> _Provided data_
--------------------

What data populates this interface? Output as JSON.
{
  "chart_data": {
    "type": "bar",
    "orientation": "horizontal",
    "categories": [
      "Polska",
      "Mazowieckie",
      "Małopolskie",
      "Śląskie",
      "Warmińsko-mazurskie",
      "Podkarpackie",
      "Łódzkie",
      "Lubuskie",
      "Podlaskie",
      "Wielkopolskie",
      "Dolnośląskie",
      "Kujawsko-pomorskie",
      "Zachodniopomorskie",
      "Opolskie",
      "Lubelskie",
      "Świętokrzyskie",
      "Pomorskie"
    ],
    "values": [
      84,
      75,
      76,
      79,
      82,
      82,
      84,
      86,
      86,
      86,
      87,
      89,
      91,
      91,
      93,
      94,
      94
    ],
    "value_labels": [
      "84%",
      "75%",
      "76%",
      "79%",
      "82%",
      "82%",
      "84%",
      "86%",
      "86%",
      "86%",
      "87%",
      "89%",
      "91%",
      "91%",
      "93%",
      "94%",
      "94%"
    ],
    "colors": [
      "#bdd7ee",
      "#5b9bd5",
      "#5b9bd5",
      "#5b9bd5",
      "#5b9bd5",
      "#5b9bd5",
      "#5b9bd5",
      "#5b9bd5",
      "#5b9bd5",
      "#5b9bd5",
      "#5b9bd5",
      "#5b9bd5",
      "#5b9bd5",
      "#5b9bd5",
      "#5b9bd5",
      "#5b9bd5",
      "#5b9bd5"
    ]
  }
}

--------------------

> _What the task asks_
Extract the entries above verbatim.

> _Right answer_
What data populates this interface? Output as JSON.
{
  "chart_data": {
    "type": "bar",
    "orientation": "horizontal",
    "categories": [
      "Polska",
      "Mazowieckie",
      "Małopolskie",
      "Śląskie",
      "Warmińsko-mazurskie",
      "Podkarpackie",
      "Łódzkie",
      "Lubuskie",
      "Podlaskie",
      "Wielkopolskie",
      "Dolnośląskie",
      "Kujawsko-pomorskie",
      "Zachodniopomorskie",
      "Opolskie",
      "Lubelskie",
      "Świętokrzyskie",
      "Pomorskie"
    ],
    "values": [
      84,
      75,
      76,
      79,
      82,
      82,
      84,
      86,
      86,
      86,
      87,
      89,
      91,
      91,
      93,
      94,
      94
    ],
    "value_labels": [
      "84%",
      "75%",
      "76%",
      "79%",
      "82%",
      "82%",
      "84%",
      "86%",
      "86%",
      "86%",
      "87%",
      "89%",
      "91%",
      "91%",
      "93%",
      "94%",
      "94%"
    ],
    "colors": [
      "#bdd7ee",
      "#5b9bd5",
      "#5b9bd5",
      "#5b9bd5",
      "#5b9bd5",
      "#5b9bd5",
      "#5b9bd5",
      "#5b9bd5",
      "#5b9bd5",
      "#5b9bd5",
      "#5b9bd5",
      "#5b9bd5",
      "#5b9bd5",
      "#5b9bd5",
      "#5b9bd5",
      "#5b9bd5",
      "#5b9bd5"
    ]
  }
}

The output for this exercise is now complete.